Data shown.
◆ ◆ ◆ ◆ ◆
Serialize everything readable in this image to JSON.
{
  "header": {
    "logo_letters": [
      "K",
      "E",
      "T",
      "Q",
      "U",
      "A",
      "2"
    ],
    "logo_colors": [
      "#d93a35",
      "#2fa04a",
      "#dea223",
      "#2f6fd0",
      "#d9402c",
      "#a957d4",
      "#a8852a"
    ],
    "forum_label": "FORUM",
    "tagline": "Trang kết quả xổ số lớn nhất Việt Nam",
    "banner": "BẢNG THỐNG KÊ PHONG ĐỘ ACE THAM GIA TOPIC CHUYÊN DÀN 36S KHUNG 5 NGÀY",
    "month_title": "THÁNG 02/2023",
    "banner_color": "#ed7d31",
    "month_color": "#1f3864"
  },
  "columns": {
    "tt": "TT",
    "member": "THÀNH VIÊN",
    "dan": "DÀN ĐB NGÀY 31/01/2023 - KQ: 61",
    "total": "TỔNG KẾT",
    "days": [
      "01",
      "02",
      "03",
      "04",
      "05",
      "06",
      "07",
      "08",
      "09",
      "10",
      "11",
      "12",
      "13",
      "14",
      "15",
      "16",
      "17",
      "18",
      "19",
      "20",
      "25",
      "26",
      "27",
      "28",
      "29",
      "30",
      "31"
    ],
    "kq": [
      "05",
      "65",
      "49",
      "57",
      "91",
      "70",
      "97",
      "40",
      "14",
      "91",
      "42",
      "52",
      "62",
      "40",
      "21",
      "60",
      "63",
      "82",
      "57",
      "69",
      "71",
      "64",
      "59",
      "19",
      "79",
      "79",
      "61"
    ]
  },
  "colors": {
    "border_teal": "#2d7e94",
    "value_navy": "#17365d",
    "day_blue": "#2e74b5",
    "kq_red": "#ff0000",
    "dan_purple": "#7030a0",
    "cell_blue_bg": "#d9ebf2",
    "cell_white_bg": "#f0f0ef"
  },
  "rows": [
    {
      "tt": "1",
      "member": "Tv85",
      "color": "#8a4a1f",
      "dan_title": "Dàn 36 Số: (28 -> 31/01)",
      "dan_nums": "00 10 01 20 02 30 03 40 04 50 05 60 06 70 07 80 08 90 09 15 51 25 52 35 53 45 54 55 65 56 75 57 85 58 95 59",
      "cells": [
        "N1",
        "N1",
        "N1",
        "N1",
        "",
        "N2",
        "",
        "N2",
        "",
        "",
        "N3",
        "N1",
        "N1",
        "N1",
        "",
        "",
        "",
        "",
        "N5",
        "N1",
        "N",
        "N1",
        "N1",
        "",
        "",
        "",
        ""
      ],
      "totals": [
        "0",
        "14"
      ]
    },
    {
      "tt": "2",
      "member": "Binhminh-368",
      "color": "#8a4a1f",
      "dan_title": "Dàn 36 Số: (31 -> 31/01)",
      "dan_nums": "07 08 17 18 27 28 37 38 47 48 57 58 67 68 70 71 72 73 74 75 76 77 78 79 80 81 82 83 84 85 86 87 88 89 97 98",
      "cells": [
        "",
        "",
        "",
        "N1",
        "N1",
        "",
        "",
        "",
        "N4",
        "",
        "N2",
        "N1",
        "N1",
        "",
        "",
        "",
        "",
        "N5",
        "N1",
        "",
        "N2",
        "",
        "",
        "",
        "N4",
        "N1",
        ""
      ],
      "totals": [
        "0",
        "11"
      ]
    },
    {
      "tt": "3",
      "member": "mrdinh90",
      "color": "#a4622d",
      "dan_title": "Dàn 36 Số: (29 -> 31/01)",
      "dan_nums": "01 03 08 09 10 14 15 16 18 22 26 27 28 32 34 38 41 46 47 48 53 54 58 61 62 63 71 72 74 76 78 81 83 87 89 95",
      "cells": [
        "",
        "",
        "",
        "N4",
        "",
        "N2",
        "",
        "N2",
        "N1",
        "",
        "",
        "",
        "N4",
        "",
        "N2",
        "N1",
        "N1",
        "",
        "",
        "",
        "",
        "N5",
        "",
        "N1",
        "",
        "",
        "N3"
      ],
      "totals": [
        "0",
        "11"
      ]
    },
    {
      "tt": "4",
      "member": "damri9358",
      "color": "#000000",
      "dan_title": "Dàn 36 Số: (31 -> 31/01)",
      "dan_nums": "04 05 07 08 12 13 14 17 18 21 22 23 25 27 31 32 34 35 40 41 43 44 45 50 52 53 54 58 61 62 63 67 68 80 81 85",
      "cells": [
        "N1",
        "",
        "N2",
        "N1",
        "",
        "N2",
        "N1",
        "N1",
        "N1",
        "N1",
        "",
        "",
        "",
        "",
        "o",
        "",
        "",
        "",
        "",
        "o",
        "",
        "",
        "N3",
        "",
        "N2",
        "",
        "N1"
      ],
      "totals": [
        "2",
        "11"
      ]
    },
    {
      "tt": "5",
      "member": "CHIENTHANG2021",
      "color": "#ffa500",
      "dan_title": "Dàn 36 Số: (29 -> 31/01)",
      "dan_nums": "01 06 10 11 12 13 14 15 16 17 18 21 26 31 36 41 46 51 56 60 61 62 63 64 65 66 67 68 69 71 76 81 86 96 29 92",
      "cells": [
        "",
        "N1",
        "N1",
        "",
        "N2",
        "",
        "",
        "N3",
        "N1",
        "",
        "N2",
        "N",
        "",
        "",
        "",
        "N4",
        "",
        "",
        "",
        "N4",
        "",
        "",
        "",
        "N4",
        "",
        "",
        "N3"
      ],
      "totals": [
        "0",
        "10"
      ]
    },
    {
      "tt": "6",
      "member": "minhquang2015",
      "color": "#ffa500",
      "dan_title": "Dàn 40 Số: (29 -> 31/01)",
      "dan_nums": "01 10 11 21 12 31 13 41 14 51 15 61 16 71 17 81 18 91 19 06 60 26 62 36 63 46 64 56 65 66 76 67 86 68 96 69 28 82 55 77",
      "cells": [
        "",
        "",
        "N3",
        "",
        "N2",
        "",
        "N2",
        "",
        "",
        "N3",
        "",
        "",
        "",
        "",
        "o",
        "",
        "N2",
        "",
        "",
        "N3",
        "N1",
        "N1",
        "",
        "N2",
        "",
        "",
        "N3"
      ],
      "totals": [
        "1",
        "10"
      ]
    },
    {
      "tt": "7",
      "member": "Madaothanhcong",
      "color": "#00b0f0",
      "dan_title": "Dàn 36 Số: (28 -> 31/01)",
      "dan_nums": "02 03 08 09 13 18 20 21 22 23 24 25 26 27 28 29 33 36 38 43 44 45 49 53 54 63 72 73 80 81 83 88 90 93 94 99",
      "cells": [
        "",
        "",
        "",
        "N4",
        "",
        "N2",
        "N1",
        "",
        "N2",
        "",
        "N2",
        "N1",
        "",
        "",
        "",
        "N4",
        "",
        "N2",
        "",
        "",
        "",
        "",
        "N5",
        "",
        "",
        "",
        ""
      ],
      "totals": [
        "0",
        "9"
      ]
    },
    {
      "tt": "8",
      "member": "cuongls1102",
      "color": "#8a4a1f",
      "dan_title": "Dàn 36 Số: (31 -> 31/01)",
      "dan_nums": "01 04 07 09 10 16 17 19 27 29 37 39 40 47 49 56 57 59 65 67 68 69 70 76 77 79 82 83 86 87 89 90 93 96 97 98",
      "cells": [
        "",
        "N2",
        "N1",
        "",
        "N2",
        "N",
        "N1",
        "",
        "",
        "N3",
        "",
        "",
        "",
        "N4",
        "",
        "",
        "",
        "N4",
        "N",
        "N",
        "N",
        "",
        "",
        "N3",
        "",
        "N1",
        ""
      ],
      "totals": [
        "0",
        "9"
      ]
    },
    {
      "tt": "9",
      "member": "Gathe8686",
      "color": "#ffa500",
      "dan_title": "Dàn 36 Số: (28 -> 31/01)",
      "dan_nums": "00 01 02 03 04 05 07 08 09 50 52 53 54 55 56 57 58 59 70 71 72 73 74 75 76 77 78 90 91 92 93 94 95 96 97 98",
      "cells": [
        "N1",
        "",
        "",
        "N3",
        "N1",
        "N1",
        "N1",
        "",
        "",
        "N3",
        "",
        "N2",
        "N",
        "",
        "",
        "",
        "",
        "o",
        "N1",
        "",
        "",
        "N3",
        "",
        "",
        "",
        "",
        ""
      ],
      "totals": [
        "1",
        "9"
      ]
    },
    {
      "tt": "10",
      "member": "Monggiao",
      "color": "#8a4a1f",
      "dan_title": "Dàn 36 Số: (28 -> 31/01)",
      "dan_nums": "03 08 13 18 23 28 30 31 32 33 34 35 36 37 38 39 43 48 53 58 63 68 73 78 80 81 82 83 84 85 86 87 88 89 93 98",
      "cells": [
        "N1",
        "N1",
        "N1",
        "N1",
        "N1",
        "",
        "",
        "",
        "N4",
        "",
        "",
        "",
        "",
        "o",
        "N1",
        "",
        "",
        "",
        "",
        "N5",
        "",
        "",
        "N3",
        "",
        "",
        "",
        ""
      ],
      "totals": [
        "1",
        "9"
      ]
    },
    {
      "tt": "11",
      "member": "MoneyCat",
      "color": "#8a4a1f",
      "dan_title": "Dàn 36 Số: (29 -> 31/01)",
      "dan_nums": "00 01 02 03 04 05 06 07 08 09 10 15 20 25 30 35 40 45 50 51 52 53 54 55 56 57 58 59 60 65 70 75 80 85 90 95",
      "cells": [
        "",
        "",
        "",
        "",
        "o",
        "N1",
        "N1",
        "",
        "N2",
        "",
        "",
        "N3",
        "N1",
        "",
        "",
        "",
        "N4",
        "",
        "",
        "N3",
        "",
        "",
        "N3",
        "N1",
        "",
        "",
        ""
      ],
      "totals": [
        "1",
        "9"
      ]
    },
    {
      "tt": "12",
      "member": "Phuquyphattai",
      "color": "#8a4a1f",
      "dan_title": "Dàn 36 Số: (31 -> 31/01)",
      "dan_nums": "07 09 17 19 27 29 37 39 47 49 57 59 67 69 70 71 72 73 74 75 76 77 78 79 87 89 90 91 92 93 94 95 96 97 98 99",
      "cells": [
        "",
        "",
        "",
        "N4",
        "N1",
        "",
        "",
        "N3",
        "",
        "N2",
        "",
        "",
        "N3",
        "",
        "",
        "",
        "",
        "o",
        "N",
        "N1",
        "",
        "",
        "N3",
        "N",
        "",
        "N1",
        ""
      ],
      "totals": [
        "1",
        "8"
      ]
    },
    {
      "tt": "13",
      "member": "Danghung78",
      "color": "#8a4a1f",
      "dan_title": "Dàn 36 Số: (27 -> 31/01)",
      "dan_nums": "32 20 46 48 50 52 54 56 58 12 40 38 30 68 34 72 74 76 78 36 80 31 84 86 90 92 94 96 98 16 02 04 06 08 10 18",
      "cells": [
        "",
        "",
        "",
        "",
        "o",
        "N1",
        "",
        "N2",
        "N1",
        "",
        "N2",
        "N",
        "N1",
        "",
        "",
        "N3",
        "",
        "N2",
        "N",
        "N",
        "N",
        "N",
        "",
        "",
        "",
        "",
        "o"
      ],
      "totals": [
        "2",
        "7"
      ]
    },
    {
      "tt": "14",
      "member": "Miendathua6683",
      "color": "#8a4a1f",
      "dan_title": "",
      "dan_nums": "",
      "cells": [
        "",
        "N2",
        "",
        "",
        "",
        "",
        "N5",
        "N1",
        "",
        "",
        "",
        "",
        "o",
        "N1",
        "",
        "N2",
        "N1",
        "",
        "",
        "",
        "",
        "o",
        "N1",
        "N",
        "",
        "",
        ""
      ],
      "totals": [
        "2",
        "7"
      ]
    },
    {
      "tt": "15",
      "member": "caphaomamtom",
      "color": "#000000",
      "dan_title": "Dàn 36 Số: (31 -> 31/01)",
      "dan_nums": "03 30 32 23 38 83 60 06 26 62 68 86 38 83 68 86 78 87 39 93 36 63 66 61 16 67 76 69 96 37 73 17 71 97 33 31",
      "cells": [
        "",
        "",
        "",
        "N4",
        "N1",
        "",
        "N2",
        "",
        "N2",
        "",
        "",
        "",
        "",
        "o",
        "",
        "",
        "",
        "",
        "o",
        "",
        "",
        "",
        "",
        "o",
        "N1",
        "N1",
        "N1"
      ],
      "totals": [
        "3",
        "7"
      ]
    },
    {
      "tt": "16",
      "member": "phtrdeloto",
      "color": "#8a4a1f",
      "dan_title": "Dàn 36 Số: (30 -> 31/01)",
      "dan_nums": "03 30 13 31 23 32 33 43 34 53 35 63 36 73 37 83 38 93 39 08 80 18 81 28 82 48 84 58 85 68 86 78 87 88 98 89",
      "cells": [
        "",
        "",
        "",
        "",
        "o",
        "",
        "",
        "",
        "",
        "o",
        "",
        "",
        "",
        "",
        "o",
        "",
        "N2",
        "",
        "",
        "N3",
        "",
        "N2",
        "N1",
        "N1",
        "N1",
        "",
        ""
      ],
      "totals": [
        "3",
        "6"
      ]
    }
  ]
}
◆ ◆ ◆ ◆ ◆
Work to complete. Each line that contains the string "NGÀY" counts once; say how many there are and nothing else.

Correct response. 2